- **PROBLEM DESCRIPTION**: Type out the complete listing below word for word, without its pictures.

- **EXTRACTED INFORMATION**:
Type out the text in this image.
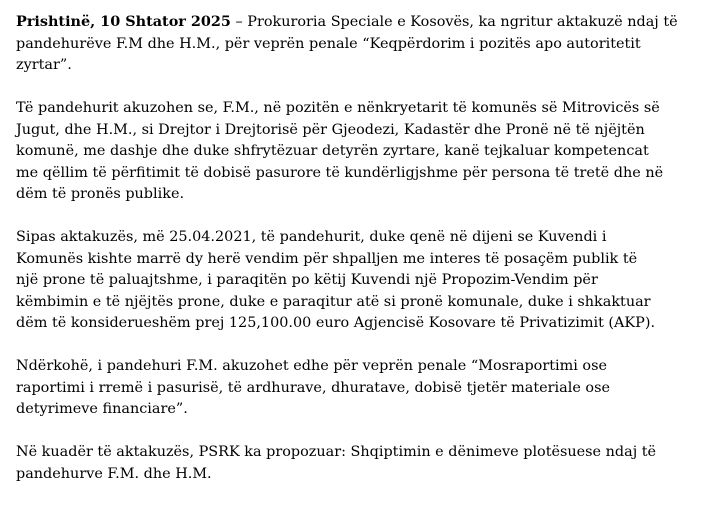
Prishtinë, 10 Shtator 2025 – Prokuroria Speciale e Kosovës, ka ngritur aktakuzë ndaj të
pandehurëve F.M dhe H.M., për veprën penale “Keqpërdorim i pozitës apo autoritetit
zyrtar”.

Të pandehurit akuzohen se, F.M., në pozitën e nënkryetarit të komunës së Mitrovicës së
Jugut, dhe H.M., si Drejtor i Drejtorisë për Gjeodezi, Kadastër dhe Pronë në të njëjtën
komunë, me dashje dhe duke shfrytëzuar detyrën zyrtare, kanë tejkaluar kompetencat
me qëllim të përfitimit të dobisë pasurore të kundërligjshme për persona të tretë dhe në
dëm të pronës publike.

Sipas aktakuzës, më 25.04.2021, të pandehurit, duke qenë në dijeni se Kuvendi i
Komunës kishte marrë dy herë vendim për shpalljen me interes të posaçëm publik të
një prone të paluajtshme, i paraqitën po këtij Kuvendi një Propozim-Vendim për
këmbimin e të njëjtës prone, duke e paraqitur atë si pronë komunale, duke i shkaktuar
dëm të konsiderueshëm prej 125,100.00 euro Agjencisë Kosovare të Privatizimit (AKP).

Ndërkohë, i pandehuri F.M. akuzohet edhe për veprën penale “Mosraportimi ose
raportimi i rremë i pasurisë, të ardhurave, dhuratave, dobisë tjetër materiale ose
detyrimeve financiare”.

Në kuadër të aktakuzës, PSRK ka propozuar: Shqiptimin e dënimeve plotësuese ndaj të
pandehurve F.M. dhe H.M.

- **EXERCISE RESPONSE**:
Type out the text in this image.
Prishtinë, 10 Shtator 2025 – Prokuroria Speciale e Kosovës, ka ngritur aktakuzë ndaj të
pandehurëve F.M dhe H.M., për veprën penale “Keqpërdorim i pozitës apo autoritetit
zyrtar”.

Të pandehurit akuzohen se, F.M., në pozitën e nënkryetarit të komunës së Mitrovicës së
Jugut, dhe H.M., si Drejtor i Drejtorisë për Gjeodezi, Kadastër dhe Pronë në të njëjtën
komunë, me dashje dhe duke shfrytëzuar detyrën zyrtare, kanë tejkaluar kompetencat
me qëllim të përfitimit të dobisë pasurore të kundërligjshme për persona të tretë dhe në
dëm të pronës publike.

Sipas aktakuzës, më 25.04.2021, të pandehurit, duke qenë në dijeni se Kuvendi i
Komunës kishte marrë dy herë vendim për shpalljen me interes të posaçëm publik të
një prone të paluajtshme, i paraqitën po këtij Kuvendi një Propozim-Vendim për
këmbimin e të njëjtës prone, duke e paraqitur atë si pronë komunale, duke i shkaktuar
dëm të konsiderueshëm prej 125,100.00 euro Agjencisë Kosovare të Privatizimit (AKP).

Ndërkohë, i pandehuri F.M. akuzohet edhe për veprën penale “Mosraportimi ose
raportimi i rremë i pasurisë, të ardhurave, dhuratave, dobisë tjetër materiale ose
detyrimeve financiare”.

Në kuadër të aktakuzës, PSRK ka propozuar: Shqiptimin e dënimeve plotësuese ndaj të
pandehurve F.M. dhe H.M.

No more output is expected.